**Instructions for the task:** Copy the listing below in full and skip every picture.

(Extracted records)
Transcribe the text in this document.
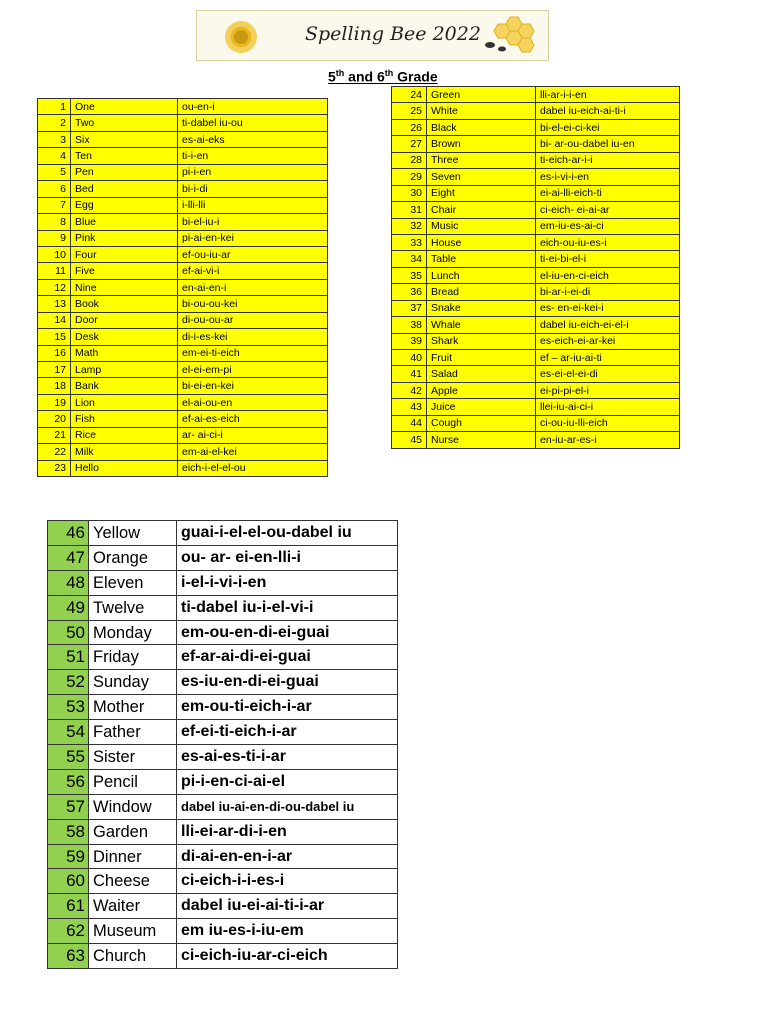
Spelling Bee 2022
5th and 6th Grade
1	One	ou-en-i
2	Two	ti-dabel iu-ou
3	Six	es-ai-eks
4	Ten	ti-i-en
5	Pen	pi-i-en
6	Bed	bi-i-di
7	Egg	i-lli-lli
8	Blue	bi-el-iu-i
9	Pink	pi-ai-en-kei
10	Four	ef-ou-iu-ar
11	Five	ef-ai-vi-i
12	Nine	en-ai-en-i
13	Book	bi-ou-ou-kei
14	Door	di-ou-ou-ar
15	Desk	di-i-es-kei
16	Math	em-ei-ti-eich
17	Lamp	el-ei-em-pi
18	Bank	bi-ei-en-kei
19	Lion	el-ai-ou-en
20	Fish	ef-ai-es-eich
21	Rice	ar- ai-ci-i
22	Milk	em-ai-el-kei
23	Hello	eich-i-el-el-ou
24	Green	lli-ar-i-i-en
25	White	dabel iu-eich-ai-ti-i
26	Black	bi-el-ei-ci-kei
27	Brown	bi- ar-ou-dabel iu-en
28	Three	ti-eich-ar-i-i
29	Seven	es-i-vi-i-en
30	Eight	ei-ai-lli-eich-ti
31	Chair	ci-eich- ei-ai-ar
32	Music	em-iu-es-ai-ci
33	House	eich-ou-iu-es-i
34	Table	ti-ei-bi-el-i
35	Lunch	el-iu-en-ci-eich
36	Bread	bi-ar-i-ei-di
37	Snake	es- en-ei-kei-i
38	Whale	dabel iu-eich-ei-el-i
39	Shark	es-eich-ei-ar-kei
40	Fruit	ef – ar-iu-ai-ti
41	Salad	es-ei-el-ei-di
42	Apple	ei-pi-pi-el-i
43	Juice	llei-iu-ai-ci-i
44	Cough	ci-ou-iu-lli-eich
45	Nurse	en-iu-ar-es-i
46	Yellow	guai-i-el-el-ou-dabel iu
47	Orange	ou- ar- ei-en-lli-i
48	Eleven	i-el-i-vi-i-en
49	Twelve	ti-dabel iu-i-el-vi-i
50	Monday	em-ou-en-di-ei-guai
51	Friday	ef-ar-ai-di-ei-guai
52	Sunday	es-iu-en-di-ei-guai
53	Mother	em-ou-ti-eich-i-ar
54	Father	ef-ei-ti-eich-i-ar
55	Sister	es-ai-es-ti-i-ar
56	Pencil	pi-i-en-ci-ai-el
57	Window	dabel iu-ai-en-di-ou-dabel iu
58	Garden	lli-ei-ar-di-i-en
59	Dinner	di-ai-en-en-i-ar
60	Cheese	ci-eich-i-i-es-i
61	Waiter	dabel iu-ei-ai-ti-i-ar
62	Museum	em iu-es-i-iu-em
63	Church	ci-eich-iu-ar-ci-eich
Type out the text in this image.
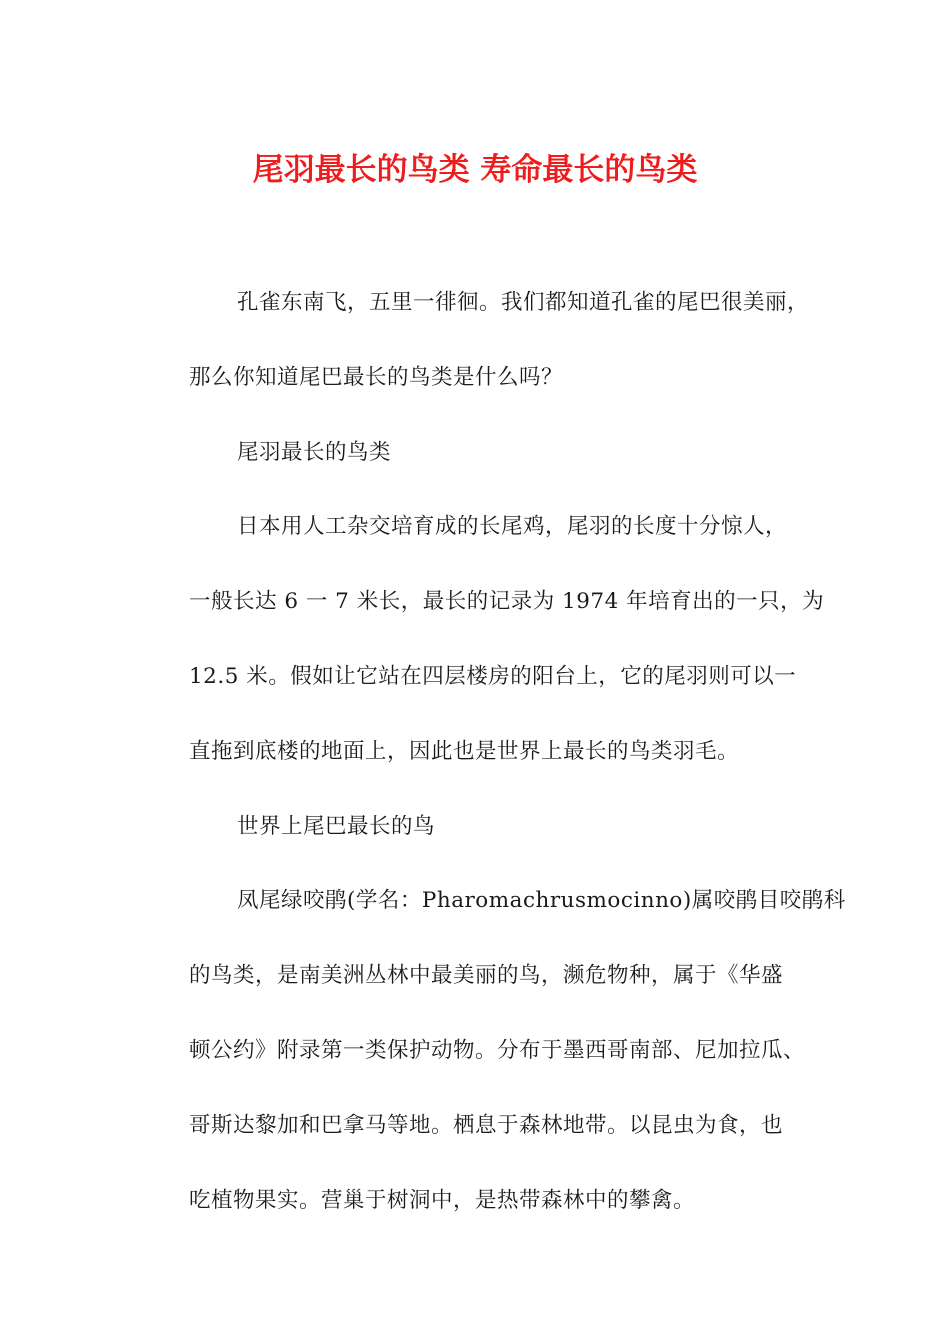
尾羽最长的鸟类 寿命最长的鸟类
孔雀东南飞，五里一徘徊。我们都知道孔雀的尾巴很美丽，
那么你知道尾巴最长的鸟类是什么吗？
尾羽最长的鸟类
日本用人工杂交培育成的长尾鸡，尾羽的长度十分惊人，
一般长达 6 一 7 米长，最长的记录为 1974 年培育出的一只，为
12.5 米。假如让它站在四层楼房的阳台上，它的尾羽则可以一
直拖到底楼的地面上，因此也是世界上最长的鸟类羽毛。
世界上尾巴最长的鸟
凤尾绿咬鹃(学名：Pharomachrusmocinno)属咬鹃目咬鹃科
的鸟类，是南美洲丛林中最美丽的鸟，濒危物种，属于《华盛
顿公约》附录第一类保护动物。分布于墨西哥南部、尼加拉瓜、
哥斯达黎加和巴拿马等地。栖息于森林地带。以昆虫为食，也
吃植物果实。营巢于树洞中，是热带森林中的攀禽。
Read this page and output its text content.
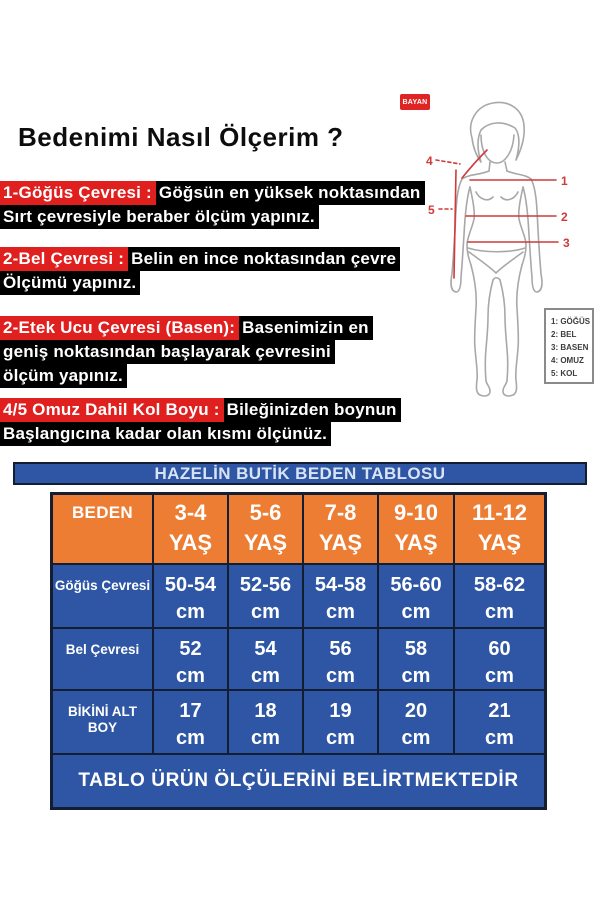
Bedenimi Nasıl Ölçerim ?
1-Göğüs Çevresi :Göğsün en yüksek noktasından
Sırt çevresiyle beraber ölçüm yapınız.
2-Bel Çevresi :Belin en ince noktasından çevre
Ölçümü yapınız.
2-Etek Ucu Çevresi (Basen): Basenimizin en
geniş noktasından başlayarak çevresini
ölçüm yapınız.
4/5 Omuz Dahil Kol Boyu :Bileğinizden boynun
Başlangıcına kadar olan kısmı ölçünüz.
4
5
1
2
3
BAYAN
1: GÖĞÜS
2: BEL
3: BASEN
4: OMUZ
5: KOL
HAZELİN BUTİK BEDEN TABLOSU
BEDEN	3-4
YAŞ
5-6
YAŞ
7-8
YAŞ
9-10
YAŞ
11-12
YAŞ
Göğüs Çevresi 50-54
cm
52-56
cm
54-58
cm
56-60
cm
58-62
cm
Bel Çevresi 52
cm
54
cm
56
cm
58
cm
60
cm
BİKİNİ ALT
BOY
17
cm
18
cm
19
cm
20
cm
21
cm
TABLO ÜRÜN ÖLÇÜLERİNİ BELİRTMEKTEDİR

**The result:**
Transcribe the text in this document.
Spelling Bee 2022
5th and 6th Grade
1	One	ou-en-i
2	Two	ti-dabel iu-ou
3	Six	es-ai-eks
4	Ten	ti-i-en
5	Pen	pi-i-en
6	Bed	bi-i-di
7	Egg	i-lli-lli
8	Blue	bi-el-iu-i
9	Pink	pi-ai-en-kei
10	Four	ef-ou-iu-ar
11	Five	ef-ai-vi-i
12	Nine	en-ai-en-i
13	Book	bi-ou-ou-kei
14	Door	di-ou-ou-ar
15	Desk	di-i-es-kei
16	Math	em-ei-ti-eich
17	Lamp	el-ei-em-pi
18	Bank	bi-ei-en-kei
19	Lion	el-ai-ou-en
20	Fish	ef-ai-es-eich
21	Rice	ar- ai-ci-i
22	Milk	em-ai-el-kei
23	Hello	eich-i-el-el-ou
24	Green	lli-ar-i-i-en
25	White	dabel iu-eich-ai-ti-i
26	Black	bi-el-ei-ci-kei
27	Brown	bi- ar-ou-dabel iu-en
28	Three	ti-eich-ar-i-i
29	Seven	es-i-vi-i-en
30	Eight	ei-ai-lli-eich-ti
31	Chair	ci-eich- ei-ai-ar
32	Music	em-iu-es-ai-ci
33	House	eich-ou-iu-es-i
34	Table	ti-ei-bi-el-i
35	Lunch	el-iu-en-ci-eich
36	Bread	bi-ar-i-ei-di
37	Snake	es- en-ei-kei-i
38	Whale	dabel iu-eich-ei-el-i
39	Shark	es-eich-ei-ar-kei
40	Fruit	ef – ar-iu-ai-ti
41	Salad	es-ei-el-ei-di
42	Apple	ei-pi-pi-el-i
43	Juice	llei-iu-ai-ci-i
44	Cough	ci-ou-iu-lli-eich
45	Nurse	en-iu-ar-es-i
46	Yellow	guai-i-el-el-ou-dabel iu
47	Orange	ou- ar- ei-en-lli-i
48	Eleven	i-el-i-vi-i-en
49	Twelve	ti-dabel iu-i-el-vi-i
50	Monday	em-ou-en-di-ei-guai
51	Friday	ef-ar-ai-di-ei-guai
52	Sunday	es-iu-en-di-ei-guai
53	Mother	em-ou-ti-eich-i-ar
54	Father	ef-ei-ti-eich-i-ar
55	Sister	es-ai-es-ti-i-ar
56	Pencil	pi-i-en-ci-ai-el
57	Window	dabel iu-ai-en-di-ou-dabel iu
58	Garden	lli-ei-ar-di-i-en
59	Dinner	di-ai-en-en-i-ar
60	Cheese	ci-eich-i-i-es-i
61	Waiter	dabel iu-ei-ai-ti-i-ar
62	Museum	em iu-es-i-iu-em
63	Church	ci-eich-iu-ar-ci-eich
Type out the text in this image.
尾羽最长的鸟类 寿命最长的鸟类
孔雀东南飞，五里一徘徊。我们都知道孔雀的尾巴很美丽，
那么你知道尾巴最长的鸟类是什么吗？
尾羽最长的鸟类
日本用人工杂交培育成的长尾鸡，尾羽的长度十分惊人，
一般长达 6 一 7 米长，最长的记录为 1974 年培育出的一只，为
12.5 米。假如让它站在四层楼房的阳台上，它的尾羽则可以一
直拖到底楼的地面上，因此也是世界上最长的鸟类羽毛。
世界上尾巴最长的鸟
凤尾绿咬鹃(学名：Pharomachrusmocinno)属咬鹃目咬鹃科
的鸟类，是南美洲丛林中最美丽的鸟，濒危物种，属于《华盛
顿公约》附录第一类保护动物。分布于墨西哥南部、尼加拉瓜、
哥斯达黎加和巴拿马等地。栖息于森林地带。以昆虫为食，也
吃植物果实。营巢于树洞中，是热带森林中的攀禽。
Read this page and output its text content.
Bedenimi Nasıl Ölçerim ?
1-Göğüs Çevresi :Göğsün en yüksek noktasından
Sırt çevresiyle beraber ölçüm yapınız.
2-Bel Çevresi :Belin en ince noktasından çevre
Ölçümü yapınız.
2-Etek Ucu Çevresi (Basen): Basenimizin en
geniş noktasından başlayarak çevresini
ölçüm yapınız.
4/5 Omuz Dahil Kol Boyu :Bileğinizden boynun
Başlangıcına kadar olan kısmı ölçünüz.
4
5
1
2
3
BAYAN
1: GÖĞÜS
2: BEL
3: BASEN
4: OMUZ
5: KOL
HAZELİN BUTİK BEDEN TABLOSU
BEDEN	3-4
YAŞ
5-6
YAŞ
7-8
YAŞ
9-10
YAŞ
11-12
YAŞ
Göğüs Çevresi 50-54
cm
52-56
cm
54-58
cm
56-60
cm
58-62
cm
Bel Çevresi 52
cm
54
cm
56
cm
58
cm
60
cm
BİKİNİ ALT
BOY
17
cm
18
cm
19
cm
20
cm
21
cm
TABLO ÜRÜN ÖLÇÜLERİNİ BELİRTMEKTEDİR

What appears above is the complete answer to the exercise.